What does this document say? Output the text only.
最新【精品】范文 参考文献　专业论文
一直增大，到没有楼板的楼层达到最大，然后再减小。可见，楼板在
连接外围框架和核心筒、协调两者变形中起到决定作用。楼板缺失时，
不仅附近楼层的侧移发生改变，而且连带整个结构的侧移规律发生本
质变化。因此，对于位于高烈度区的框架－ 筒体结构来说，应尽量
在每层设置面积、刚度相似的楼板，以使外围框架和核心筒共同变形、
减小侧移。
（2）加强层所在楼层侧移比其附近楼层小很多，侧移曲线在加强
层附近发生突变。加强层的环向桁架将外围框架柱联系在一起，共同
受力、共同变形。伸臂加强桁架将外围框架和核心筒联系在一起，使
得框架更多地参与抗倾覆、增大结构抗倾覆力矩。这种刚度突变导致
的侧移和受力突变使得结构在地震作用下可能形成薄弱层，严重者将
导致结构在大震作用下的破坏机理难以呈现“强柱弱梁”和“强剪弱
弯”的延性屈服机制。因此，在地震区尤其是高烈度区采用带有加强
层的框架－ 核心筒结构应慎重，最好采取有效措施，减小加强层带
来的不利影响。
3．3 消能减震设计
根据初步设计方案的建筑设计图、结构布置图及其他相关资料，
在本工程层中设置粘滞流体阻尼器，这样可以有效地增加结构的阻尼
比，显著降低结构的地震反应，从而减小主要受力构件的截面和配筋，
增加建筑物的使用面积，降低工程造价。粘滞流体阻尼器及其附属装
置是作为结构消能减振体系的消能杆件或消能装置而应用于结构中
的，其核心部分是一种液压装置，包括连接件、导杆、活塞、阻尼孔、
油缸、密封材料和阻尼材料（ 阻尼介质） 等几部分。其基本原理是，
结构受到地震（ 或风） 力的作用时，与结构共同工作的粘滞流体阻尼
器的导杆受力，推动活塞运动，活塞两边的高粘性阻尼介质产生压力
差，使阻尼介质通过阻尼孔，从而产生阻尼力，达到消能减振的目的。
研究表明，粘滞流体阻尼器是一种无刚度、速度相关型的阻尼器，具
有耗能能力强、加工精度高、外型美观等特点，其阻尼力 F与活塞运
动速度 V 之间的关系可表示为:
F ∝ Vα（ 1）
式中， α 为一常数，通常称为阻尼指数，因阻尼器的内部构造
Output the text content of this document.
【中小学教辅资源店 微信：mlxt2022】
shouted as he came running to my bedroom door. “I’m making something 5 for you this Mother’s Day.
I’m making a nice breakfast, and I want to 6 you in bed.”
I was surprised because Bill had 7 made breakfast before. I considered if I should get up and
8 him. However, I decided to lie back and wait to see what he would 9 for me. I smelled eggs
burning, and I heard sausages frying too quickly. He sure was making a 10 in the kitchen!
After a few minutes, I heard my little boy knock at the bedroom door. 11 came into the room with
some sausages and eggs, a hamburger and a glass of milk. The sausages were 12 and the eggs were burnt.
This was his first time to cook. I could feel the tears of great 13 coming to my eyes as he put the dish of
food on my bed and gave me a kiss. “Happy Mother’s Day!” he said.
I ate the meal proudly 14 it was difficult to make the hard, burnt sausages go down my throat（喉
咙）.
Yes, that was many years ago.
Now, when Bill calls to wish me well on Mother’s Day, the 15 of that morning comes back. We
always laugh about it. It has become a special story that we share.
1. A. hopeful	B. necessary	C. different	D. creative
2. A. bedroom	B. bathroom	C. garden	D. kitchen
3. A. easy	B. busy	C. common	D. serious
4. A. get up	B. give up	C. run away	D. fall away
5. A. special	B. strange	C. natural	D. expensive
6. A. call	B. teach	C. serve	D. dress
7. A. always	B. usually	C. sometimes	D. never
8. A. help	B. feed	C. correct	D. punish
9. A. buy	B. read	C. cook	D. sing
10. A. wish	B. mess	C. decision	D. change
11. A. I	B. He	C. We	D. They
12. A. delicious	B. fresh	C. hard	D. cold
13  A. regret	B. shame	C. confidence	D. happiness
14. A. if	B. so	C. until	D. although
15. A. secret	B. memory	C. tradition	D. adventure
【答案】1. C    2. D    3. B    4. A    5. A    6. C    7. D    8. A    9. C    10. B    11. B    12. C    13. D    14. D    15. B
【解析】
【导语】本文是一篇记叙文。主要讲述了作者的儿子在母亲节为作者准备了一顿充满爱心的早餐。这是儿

▶ **To do**: Look through the entries above; copy every line holding the string "kitchen".

▶ **Answer to this task**:
burning, and I heard sausages frying too quickly. He sure was making a 10 in the kitchen!
2. A. bedroom	B. bathroom	C. garden	D. kitchen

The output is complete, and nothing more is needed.